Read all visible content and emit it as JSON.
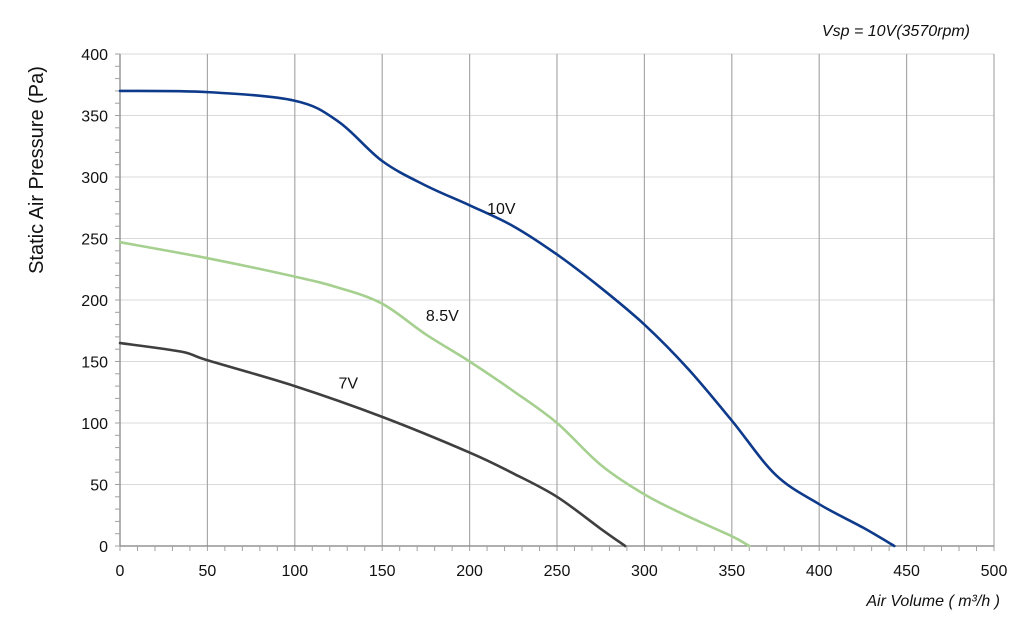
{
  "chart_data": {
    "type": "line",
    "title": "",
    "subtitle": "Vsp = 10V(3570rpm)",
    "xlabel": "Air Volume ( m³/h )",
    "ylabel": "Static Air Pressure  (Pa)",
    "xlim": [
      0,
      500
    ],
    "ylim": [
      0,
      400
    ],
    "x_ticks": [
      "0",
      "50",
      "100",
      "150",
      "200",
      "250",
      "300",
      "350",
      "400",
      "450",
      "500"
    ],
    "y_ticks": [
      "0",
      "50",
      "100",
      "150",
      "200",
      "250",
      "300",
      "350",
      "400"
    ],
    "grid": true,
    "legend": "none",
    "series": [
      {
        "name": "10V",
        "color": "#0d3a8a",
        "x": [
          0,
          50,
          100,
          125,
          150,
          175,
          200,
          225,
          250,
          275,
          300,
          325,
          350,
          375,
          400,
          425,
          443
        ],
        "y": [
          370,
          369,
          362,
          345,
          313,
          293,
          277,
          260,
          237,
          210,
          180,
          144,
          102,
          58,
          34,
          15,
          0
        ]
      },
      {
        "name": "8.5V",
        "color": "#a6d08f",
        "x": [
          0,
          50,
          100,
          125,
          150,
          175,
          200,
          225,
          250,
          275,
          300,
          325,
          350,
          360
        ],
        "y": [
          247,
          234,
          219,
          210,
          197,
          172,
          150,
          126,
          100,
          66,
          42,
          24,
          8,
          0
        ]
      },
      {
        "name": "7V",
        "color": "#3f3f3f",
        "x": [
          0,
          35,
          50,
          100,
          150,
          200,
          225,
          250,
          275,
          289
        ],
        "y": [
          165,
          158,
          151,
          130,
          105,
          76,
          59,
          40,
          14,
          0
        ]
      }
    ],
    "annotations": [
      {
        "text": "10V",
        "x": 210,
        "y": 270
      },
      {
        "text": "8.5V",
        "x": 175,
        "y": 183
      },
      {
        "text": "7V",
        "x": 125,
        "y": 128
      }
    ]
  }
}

──────

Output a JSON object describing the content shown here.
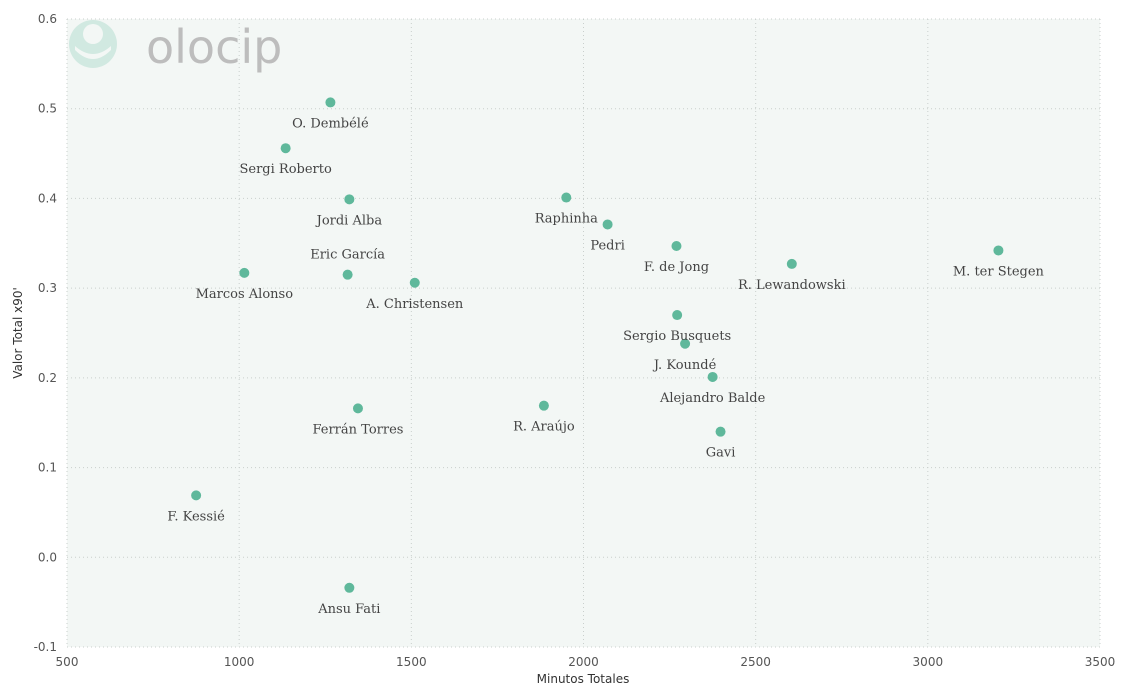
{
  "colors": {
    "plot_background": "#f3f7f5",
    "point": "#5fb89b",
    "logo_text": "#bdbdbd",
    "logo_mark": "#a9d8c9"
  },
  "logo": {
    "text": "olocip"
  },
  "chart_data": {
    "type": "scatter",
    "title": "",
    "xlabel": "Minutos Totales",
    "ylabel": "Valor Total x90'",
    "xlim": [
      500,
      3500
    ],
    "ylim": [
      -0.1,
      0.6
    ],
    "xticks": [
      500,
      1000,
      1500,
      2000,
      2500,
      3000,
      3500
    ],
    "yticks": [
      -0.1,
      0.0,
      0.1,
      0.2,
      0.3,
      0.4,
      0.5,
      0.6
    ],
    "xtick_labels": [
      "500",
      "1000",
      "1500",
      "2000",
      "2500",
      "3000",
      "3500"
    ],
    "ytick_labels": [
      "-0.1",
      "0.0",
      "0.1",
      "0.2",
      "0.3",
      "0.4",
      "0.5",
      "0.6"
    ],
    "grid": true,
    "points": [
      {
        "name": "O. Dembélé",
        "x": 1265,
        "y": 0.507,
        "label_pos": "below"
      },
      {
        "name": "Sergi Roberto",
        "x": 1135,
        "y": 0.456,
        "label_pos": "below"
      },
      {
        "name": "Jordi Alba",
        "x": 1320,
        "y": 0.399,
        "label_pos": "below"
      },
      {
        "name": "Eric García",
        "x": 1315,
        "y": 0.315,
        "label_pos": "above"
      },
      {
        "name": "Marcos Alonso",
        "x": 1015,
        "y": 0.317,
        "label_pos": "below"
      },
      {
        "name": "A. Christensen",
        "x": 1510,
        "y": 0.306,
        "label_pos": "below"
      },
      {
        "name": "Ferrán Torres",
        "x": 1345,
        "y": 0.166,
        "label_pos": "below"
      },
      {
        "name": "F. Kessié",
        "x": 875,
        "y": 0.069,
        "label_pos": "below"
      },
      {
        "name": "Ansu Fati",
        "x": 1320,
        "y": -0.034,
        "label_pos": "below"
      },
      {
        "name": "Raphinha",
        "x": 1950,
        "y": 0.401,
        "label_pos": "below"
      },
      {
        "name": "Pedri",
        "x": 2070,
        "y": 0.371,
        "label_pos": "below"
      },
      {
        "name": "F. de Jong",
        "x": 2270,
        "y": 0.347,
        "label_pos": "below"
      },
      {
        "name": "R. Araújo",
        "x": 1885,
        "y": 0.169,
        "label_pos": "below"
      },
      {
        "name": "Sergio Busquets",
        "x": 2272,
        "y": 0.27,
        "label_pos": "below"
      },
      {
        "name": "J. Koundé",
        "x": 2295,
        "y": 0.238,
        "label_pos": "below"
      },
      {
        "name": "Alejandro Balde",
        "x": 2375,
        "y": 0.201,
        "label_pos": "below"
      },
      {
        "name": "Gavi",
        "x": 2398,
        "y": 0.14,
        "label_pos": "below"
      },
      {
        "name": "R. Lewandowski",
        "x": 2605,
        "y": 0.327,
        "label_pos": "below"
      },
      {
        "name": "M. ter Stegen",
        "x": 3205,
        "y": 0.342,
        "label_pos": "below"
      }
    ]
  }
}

──────

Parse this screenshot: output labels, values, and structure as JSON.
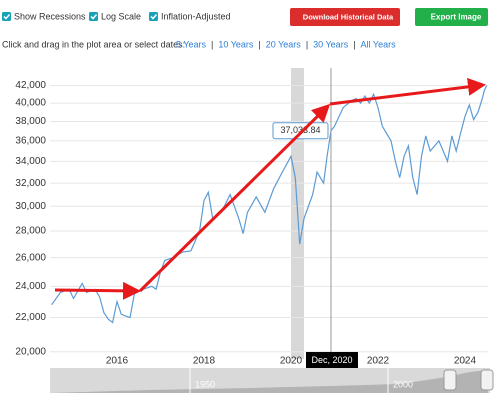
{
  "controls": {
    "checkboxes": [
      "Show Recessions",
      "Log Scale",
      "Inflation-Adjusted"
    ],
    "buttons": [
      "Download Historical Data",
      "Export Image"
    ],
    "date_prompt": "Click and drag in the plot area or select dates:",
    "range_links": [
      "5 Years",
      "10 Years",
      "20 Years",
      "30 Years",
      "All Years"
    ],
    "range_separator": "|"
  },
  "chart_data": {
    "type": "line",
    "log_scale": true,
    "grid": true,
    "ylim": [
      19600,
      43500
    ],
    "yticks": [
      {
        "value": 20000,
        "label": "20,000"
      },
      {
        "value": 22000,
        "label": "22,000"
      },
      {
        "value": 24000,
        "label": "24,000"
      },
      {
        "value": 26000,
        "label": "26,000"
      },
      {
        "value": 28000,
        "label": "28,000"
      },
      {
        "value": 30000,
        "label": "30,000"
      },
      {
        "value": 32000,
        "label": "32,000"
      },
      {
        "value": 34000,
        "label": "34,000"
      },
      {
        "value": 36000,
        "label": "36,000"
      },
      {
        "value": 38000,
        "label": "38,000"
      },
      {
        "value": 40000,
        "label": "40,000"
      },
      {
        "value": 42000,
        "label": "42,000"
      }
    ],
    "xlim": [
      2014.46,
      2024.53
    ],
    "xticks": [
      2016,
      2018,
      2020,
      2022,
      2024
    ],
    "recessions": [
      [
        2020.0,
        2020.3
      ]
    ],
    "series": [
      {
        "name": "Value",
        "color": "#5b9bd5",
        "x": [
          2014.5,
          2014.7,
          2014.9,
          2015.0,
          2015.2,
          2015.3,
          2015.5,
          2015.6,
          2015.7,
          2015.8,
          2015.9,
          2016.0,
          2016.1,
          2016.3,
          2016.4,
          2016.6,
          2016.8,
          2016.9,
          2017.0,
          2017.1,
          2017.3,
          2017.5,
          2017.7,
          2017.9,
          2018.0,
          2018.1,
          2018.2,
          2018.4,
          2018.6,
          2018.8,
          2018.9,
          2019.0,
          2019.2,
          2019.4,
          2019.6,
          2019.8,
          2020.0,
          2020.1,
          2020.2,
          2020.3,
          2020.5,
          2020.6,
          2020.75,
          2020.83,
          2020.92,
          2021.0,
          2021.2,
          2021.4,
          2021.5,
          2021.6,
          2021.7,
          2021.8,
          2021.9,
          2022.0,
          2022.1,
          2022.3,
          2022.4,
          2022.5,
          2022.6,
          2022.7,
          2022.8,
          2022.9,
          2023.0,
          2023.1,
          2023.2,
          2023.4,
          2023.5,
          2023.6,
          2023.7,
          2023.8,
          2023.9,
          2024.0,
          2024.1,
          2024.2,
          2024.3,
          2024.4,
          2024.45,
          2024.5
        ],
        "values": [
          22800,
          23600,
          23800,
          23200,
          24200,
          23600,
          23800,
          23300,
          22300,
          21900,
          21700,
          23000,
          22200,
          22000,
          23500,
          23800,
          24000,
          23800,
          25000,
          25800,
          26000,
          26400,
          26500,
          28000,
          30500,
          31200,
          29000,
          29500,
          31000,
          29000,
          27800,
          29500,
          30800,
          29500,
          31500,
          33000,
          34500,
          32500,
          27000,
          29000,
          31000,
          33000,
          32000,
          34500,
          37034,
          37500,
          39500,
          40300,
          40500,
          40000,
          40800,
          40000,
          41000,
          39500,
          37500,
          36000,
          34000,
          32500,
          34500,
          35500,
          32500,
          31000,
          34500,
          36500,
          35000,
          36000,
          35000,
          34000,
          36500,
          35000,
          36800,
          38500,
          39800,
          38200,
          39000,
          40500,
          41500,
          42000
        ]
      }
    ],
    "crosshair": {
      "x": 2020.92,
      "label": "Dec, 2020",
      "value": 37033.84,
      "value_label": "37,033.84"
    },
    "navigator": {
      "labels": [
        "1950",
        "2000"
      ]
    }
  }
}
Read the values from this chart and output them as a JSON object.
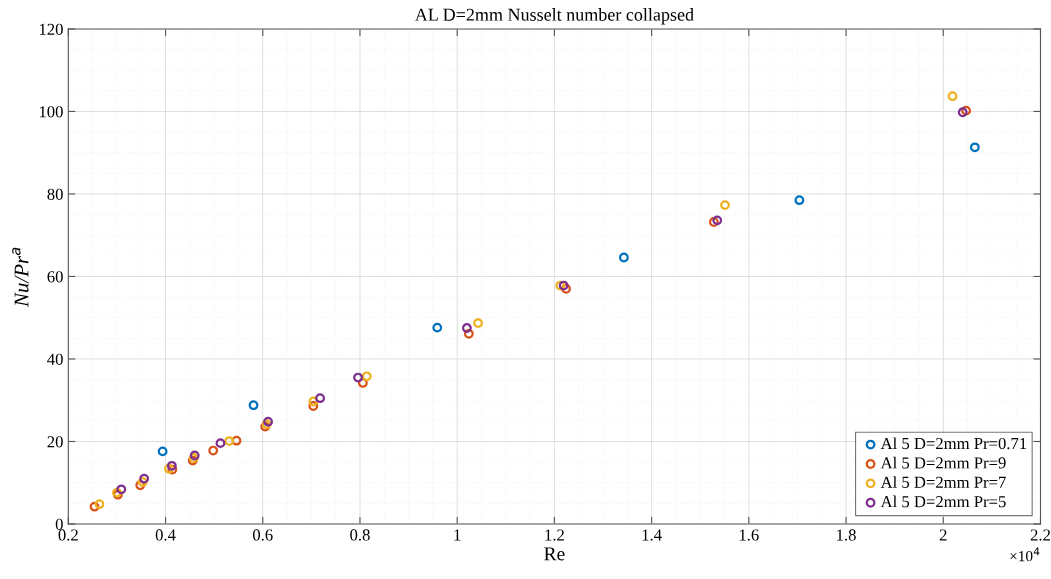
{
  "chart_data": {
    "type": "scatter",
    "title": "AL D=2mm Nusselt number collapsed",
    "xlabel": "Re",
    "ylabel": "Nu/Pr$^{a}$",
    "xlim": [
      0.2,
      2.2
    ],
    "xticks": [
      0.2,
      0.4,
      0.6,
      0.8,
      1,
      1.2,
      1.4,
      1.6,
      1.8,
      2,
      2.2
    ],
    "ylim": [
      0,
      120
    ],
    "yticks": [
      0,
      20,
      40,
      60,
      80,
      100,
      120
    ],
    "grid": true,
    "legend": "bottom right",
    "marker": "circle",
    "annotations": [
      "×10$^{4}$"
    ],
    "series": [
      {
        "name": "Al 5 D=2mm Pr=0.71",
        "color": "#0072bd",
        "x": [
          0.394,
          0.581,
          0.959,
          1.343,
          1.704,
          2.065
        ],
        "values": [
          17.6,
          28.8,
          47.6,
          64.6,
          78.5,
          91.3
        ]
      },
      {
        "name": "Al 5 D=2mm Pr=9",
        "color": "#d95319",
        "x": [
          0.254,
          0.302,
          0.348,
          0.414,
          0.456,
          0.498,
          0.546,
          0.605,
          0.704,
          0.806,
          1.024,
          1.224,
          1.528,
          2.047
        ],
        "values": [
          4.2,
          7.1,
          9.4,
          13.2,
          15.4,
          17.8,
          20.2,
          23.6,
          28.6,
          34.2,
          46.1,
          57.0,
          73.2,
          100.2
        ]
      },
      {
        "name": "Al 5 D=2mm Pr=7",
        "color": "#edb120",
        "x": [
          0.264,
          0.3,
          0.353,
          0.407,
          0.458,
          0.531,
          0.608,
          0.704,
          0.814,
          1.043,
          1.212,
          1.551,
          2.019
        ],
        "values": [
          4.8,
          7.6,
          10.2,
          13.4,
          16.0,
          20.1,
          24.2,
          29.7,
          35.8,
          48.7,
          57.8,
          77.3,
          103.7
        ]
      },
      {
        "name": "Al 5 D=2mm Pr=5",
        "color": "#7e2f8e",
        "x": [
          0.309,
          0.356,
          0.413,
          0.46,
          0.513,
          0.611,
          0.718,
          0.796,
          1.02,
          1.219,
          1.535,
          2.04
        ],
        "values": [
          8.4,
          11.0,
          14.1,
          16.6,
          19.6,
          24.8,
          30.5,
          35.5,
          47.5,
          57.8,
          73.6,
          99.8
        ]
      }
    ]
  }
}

──────

▶ [DIRECTIVE]:
Count the lines of the data that include the string "JSON", and give only that number.

▶ [REPLY]:
4